Records
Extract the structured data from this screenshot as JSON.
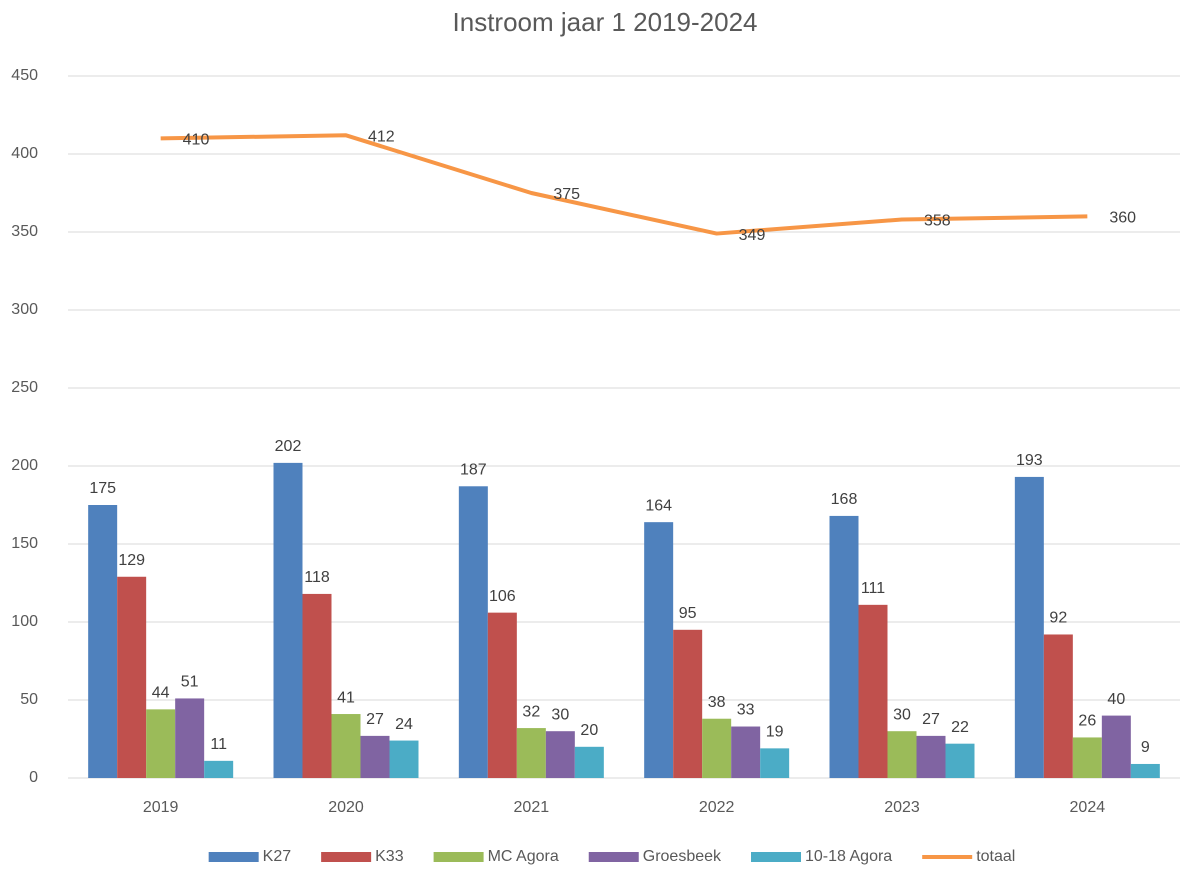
{
  "chart_data": {
    "type": "bar",
    "title": "Instroom jaar 1   2019-2024",
    "categories": [
      "2019",
      "2020",
      "2021",
      "2022",
      "2023",
      "2024"
    ],
    "series": [
      {
        "name": "K27",
        "color": "#4f81bd",
        "values": [
          175,
          202,
          187,
          164,
          168,
          193
        ]
      },
      {
        "name": "K33",
        "color": "#c0504d",
        "values": [
          129,
          118,
          106,
          95,
          111,
          92
        ]
      },
      {
        "name": "MC Agora",
        "color": "#9bbb59",
        "values": [
          44,
          41,
          32,
          38,
          30,
          26
        ]
      },
      {
        "name": "Groesbeek",
        "color": "#8064a2",
        "values": [
          51,
          27,
          30,
          33,
          27,
          40
        ]
      },
      {
        "name": "10-18 Agora",
        "color": "#4bacc6",
        "values": [
          11,
          24,
          20,
          19,
          22,
          9
        ]
      },
      {
        "name": "totaal",
        "color": "#f79646",
        "type": "line",
        "values": [
          410,
          412,
          375,
          349,
          358,
          360
        ]
      }
    ],
    "ylim": [
      0,
      450
    ],
    "yticks": [
      0,
      50,
      100,
      150,
      200,
      250,
      300,
      350,
      400,
      450
    ],
    "grid": true,
    "legend": "bottom"
  }
}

Instruction
Pick out the lines containing the string "name".

Answer to the task
        "name": "K27",
        "name": "K33",
        "name": "MC Agora",
        "name": "Groesbeek",
        "name": "10-18 Agora",
        "name": "totaal",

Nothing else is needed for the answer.